Task objective: Write out all the material exactly. Leave nothing out.

Stored data
◆ ◆ ◆ ◆ ◆ ◆ ◆
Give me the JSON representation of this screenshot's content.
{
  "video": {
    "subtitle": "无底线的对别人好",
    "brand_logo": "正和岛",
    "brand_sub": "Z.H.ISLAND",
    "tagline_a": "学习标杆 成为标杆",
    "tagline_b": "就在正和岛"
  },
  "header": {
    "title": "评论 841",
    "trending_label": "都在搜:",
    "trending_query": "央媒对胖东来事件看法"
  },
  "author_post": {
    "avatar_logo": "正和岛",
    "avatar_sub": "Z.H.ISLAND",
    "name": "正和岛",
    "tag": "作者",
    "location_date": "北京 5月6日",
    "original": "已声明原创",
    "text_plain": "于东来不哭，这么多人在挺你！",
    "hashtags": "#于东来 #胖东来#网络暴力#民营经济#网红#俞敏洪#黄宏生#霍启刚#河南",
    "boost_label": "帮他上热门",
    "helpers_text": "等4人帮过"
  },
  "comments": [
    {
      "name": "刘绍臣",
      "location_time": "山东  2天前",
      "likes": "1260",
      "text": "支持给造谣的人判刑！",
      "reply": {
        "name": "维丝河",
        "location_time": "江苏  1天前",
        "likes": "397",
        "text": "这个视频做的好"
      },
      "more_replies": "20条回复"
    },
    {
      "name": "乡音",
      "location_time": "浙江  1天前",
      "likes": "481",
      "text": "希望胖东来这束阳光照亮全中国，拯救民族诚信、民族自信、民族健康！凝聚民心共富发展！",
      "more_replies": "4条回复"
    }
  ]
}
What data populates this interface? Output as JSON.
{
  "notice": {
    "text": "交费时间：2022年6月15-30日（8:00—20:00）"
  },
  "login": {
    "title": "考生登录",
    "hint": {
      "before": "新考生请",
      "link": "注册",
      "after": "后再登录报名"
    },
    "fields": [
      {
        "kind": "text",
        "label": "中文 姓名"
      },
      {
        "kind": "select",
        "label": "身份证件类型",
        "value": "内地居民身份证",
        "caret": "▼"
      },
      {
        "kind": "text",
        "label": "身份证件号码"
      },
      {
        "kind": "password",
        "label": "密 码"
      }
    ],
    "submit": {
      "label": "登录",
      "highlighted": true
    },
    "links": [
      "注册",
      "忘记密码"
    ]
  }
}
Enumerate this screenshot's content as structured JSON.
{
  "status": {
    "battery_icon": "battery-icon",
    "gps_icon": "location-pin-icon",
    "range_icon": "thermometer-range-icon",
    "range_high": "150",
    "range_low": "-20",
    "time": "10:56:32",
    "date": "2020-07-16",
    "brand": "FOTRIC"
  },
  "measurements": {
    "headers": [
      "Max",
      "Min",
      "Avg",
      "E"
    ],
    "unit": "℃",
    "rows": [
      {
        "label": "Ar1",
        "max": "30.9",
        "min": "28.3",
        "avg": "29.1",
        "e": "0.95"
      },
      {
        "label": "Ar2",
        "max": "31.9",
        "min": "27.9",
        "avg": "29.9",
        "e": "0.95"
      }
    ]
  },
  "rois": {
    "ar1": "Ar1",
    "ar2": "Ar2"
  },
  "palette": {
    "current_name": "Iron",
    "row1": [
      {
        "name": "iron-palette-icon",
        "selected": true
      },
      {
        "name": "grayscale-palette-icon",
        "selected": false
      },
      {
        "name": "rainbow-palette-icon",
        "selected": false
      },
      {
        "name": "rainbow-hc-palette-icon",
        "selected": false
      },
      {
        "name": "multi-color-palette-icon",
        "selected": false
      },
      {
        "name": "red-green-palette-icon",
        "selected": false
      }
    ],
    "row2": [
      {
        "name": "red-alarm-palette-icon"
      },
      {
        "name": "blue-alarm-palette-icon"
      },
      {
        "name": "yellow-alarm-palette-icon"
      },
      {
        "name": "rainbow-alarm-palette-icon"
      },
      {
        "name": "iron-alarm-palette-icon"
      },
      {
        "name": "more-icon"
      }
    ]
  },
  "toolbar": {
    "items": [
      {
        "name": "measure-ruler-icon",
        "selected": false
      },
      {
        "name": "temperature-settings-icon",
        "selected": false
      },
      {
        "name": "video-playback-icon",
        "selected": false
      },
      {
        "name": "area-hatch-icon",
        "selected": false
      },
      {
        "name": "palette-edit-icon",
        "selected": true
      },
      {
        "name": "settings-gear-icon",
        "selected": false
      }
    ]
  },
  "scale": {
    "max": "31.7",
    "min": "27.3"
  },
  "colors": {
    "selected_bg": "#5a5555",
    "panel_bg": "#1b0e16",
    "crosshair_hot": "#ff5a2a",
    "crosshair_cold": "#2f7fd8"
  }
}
◆ ◆ ◆ ◆ ◆ ◆ ◆
Correct output:
Give me the JSON representation of this screenshot's content.
{
  "video": {
    "subtitle": "无底线的对别人好",
    "brand_logo": "正和岛",
    "brand_sub": "Z.H.ISLAND",
    "tagline_a": "学习标杆 成为标杆",
    "tagline_b": "就在正和岛"
  },
  "header": {
    "title": "评论 841",
    "trending_label": "都在搜:",
    "trending_query": "央媒对胖东来事件看法"
  },
  "author_post": {
    "avatar_logo": "正和岛",
    "avatar_sub": "Z.H.ISLAND",
    "name": "正和岛",
    "tag": "作者",
    "location_date": "北京 5月6日",
    "original": "已声明原创",
    "text_plain": "于东来不哭，这么多人在挺你！",
    "hashtags": "#于东来 #胖东来#网络暴力#民营经济#网红#俞敏洪#黄宏生#霍启刚#河南",
    "boost_label": "帮他上热门",
    "helpers_text": "等4人帮过"
  },
  "comments": [
    {
      "name": "刘绍臣",
      "location_time": "山东  2天前",
      "likes": "1260",
      "text": "支持给造谣的人判刑！",
      "reply": {
        "name": "维丝河",
        "location_time": "江苏  1天前",
        "likes": "397",
        "text": "这个视频做的好"
      },
      "more_replies": "20条回复"
    },
    {
      "name": "乡音",
      "location_time": "浙江  1天前",
      "likes": "481",
      "text": "希望胖东来这束阳光照亮全中国，拯救民族诚信、民族自信、民族健康！凝聚民心共富发展！",
      "more_replies": "4条回复"
    }
  ]
}
What data populates this interface? Output as JSON.
{
  "notice": {
    "text": "交费时间：2022年6月15-30日（8:00—20:00）"
  },
  "login": {
    "title": "考生登录",
    "hint": {
      "before": "新考生请",
      "link": "注册",
      "after": "后再登录报名"
    },
    "fields": [
      {
        "kind": "text",
        "label": "中文 姓名"
      },
      {
        "kind": "select",
        "label": "身份证件类型",
        "value": "内地居民身份证",
        "caret": "▼"
      },
      {
        "kind": "text",
        "label": "身份证件号码"
      },
      {
        "kind": "password",
        "label": "密 码"
      }
    ],
    "submit": {
      "label": "登录",
      "highlighted": true
    },
    "links": [
      "注册",
      "忘记密码"
    ]
  }
}
Enumerate this screenshot's content as structured JSON.
{
  "status": {
    "battery_icon": "battery-icon",
    "gps_icon": "location-pin-icon",
    "range_icon": "thermometer-range-icon",
    "range_high": "150",
    "range_low": "-20",
    "time": "10:56:32",
    "date": "2020-07-16",
    "brand": "FOTRIC"
  },
  "measurements": {
    "headers": [
      "Max",
      "Min",
      "Avg",
      "E"
    ],
    "unit": "℃",
    "rows": [
      {
        "label": "Ar1",
        "max": "30.9",
        "min": "28.3",
        "avg": "29.1",
        "e": "0.95"
      },
      {
        "label": "Ar2",
        "max": "31.9",
        "min": "27.9",
        "avg": "29.9",
        "e": "0.95"
      }
    ]
  },
  "rois": {
    "ar1": "Ar1",
    "ar2": "Ar2"
  },
  "palette": {
    "current_name": "Iron",
    "row1": [
      {
        "name": "iron-palette-icon",
        "selected": true
      },
      {
        "name": "grayscale-palette-icon",
        "selected": false
      },
      {
        "name": "rainbow-palette-icon",
        "selected": false
      },
      {
        "name": "rainbow-hc-palette-icon",
        "selected": false
      },
      {
        "name": "multi-color-palette-icon",
        "selected": false
      },
      {
        "name": "red-green-palette-icon",
        "selected": false
      }
    ],
    "row2": [
      {
        "name": "red-alarm-palette-icon"
      },
      {
        "name": "blue-alarm-palette-icon"
      },
      {
        "name": "yellow-alarm-palette-icon"
      },
      {
        "name": "rainbow-alarm-palette-icon"
      },
      {
        "name": "iron-alarm-palette-icon"
      },
      {
        "name": "more-icon"
      }
    ]
  },
  "toolbar": {
    "items": [
      {
        "name": "measure-ruler-icon",
        "selected": false
      },
      {
        "name": "temperature-settings-icon",
        "selected": false
      },
      {
        "name": "video-playback-icon",
        "selected": false
      },
      {
        "name": "area-hatch-icon",
        "selected": false
      },
      {
        "name": "palette-edit-icon",
        "selected": true
      },
      {
        "name": "settings-gear-icon",
        "selected": false
      }
    ]
  },
  "scale": {
    "max": "31.7",
    "min": "27.3"
  },
  "colors": {
    "selected_bg": "#5a5555",
    "panel_bg": "#1b0e16",
    "crosshair_hot": "#ff5a2a",
    "crosshair_cold": "#2f7fd8"
  }
}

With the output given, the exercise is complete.